### Task details
In the listing below, find every line containing "batch" and copy it out.

### Given information
/---

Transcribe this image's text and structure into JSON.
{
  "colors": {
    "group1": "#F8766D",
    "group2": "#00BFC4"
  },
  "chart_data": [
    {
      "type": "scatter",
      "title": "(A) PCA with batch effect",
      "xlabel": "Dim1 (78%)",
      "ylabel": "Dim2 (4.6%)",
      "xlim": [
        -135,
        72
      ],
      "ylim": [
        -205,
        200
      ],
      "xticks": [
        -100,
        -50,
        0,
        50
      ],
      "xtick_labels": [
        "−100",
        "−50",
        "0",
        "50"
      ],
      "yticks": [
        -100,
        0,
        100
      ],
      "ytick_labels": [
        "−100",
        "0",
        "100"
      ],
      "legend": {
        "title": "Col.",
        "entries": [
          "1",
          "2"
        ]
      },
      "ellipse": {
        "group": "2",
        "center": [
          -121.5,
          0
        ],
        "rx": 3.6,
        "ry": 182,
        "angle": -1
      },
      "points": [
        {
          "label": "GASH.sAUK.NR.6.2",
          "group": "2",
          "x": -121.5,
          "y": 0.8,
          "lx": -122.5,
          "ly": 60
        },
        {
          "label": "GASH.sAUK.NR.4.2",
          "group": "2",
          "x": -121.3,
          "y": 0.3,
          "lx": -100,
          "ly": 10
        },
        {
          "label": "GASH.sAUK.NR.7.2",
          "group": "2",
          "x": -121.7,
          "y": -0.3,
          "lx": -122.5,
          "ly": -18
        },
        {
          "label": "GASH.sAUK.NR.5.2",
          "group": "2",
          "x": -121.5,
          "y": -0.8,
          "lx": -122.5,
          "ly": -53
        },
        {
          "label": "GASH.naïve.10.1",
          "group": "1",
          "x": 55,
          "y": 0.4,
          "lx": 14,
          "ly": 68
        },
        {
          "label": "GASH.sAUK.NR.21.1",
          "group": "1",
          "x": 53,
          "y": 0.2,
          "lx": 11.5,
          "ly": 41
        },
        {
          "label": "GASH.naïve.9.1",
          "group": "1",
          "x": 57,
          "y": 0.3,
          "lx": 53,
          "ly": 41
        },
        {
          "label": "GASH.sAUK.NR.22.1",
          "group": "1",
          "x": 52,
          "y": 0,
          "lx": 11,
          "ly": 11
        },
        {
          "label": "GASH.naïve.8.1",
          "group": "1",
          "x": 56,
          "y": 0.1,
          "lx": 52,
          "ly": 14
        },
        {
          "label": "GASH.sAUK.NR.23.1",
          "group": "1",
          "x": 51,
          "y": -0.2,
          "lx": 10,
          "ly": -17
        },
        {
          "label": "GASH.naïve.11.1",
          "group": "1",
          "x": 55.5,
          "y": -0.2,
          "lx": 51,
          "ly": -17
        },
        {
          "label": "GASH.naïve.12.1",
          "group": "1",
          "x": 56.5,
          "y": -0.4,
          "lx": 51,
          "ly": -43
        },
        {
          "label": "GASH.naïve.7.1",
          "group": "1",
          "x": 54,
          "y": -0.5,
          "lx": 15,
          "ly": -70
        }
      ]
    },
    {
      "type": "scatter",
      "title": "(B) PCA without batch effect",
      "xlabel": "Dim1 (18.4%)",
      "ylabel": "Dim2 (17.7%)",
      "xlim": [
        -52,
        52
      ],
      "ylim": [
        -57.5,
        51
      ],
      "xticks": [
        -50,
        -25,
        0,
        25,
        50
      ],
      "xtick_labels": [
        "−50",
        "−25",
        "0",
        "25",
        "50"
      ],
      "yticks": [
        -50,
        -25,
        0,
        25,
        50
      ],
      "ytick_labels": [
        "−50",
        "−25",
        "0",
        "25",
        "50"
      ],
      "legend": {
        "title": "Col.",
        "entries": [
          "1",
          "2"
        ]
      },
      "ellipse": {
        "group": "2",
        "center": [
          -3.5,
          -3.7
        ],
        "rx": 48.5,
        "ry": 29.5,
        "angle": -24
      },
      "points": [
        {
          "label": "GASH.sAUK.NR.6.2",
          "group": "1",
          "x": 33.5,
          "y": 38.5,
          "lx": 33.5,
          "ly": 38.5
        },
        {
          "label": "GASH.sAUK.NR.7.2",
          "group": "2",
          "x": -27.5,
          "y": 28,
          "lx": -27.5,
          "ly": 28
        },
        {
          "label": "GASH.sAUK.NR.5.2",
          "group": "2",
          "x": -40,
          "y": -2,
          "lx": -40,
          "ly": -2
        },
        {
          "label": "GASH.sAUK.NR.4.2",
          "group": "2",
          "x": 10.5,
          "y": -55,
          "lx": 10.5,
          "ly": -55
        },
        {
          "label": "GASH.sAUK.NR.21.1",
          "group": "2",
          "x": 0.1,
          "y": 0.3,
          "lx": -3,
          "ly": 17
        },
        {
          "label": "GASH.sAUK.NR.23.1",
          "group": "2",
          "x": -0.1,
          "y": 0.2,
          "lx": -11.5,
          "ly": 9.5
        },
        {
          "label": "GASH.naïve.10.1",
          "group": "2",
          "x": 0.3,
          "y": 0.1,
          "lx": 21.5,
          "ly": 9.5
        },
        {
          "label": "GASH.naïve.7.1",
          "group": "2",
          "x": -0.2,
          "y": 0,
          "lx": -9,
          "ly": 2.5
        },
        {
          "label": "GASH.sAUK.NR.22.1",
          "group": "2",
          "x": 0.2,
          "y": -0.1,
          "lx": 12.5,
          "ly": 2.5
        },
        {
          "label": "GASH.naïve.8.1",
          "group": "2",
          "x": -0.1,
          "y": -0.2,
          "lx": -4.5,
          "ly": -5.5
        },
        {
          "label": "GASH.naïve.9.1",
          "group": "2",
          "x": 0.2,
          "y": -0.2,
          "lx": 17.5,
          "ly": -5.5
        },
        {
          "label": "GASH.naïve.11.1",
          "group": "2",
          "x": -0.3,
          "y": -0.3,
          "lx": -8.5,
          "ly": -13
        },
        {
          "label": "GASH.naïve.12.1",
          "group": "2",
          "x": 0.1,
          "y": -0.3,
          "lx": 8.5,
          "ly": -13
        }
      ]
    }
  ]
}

\---

### The output
      "title": "(A) PCA with batch effect",
      "title": "(B) PCA without batch effect",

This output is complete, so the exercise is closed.